**Goal of the exercise:** Wherever a line holds the string "this", copy that line.

**Extracted entries:**

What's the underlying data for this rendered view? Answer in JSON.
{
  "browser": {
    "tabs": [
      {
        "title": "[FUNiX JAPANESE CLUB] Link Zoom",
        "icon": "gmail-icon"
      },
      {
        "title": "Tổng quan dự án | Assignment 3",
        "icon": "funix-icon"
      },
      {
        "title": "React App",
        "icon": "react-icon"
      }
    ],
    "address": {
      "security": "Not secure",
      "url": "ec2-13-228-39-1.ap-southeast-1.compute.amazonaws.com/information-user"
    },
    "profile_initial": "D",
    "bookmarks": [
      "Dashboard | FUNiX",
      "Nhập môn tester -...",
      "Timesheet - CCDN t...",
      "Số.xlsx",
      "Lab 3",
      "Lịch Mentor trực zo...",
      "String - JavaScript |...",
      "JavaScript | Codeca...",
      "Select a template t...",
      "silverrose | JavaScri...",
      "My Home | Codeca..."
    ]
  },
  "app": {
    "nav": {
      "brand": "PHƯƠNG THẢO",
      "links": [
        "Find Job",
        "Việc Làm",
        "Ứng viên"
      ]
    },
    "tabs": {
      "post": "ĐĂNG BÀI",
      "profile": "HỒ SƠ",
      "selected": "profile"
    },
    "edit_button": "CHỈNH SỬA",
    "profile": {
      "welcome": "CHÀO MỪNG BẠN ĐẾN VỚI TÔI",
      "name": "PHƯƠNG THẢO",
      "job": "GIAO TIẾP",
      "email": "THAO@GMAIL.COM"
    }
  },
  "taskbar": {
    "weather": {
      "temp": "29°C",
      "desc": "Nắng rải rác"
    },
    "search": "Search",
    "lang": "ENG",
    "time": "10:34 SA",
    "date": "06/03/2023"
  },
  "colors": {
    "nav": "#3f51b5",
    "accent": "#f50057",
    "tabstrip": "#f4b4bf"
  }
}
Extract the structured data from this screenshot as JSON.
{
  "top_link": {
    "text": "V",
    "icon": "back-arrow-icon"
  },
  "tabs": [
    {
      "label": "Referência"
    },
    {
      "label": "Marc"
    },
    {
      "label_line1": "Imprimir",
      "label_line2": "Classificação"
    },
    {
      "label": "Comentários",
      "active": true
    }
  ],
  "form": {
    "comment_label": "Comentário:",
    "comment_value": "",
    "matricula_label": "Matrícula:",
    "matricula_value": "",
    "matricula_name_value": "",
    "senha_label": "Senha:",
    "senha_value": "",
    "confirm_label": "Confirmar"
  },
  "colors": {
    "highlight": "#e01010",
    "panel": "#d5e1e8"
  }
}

**Response:**
What's the underlying data for this rendered view? Answer in JSON.
Extract the structured data from this screenshot as JSON.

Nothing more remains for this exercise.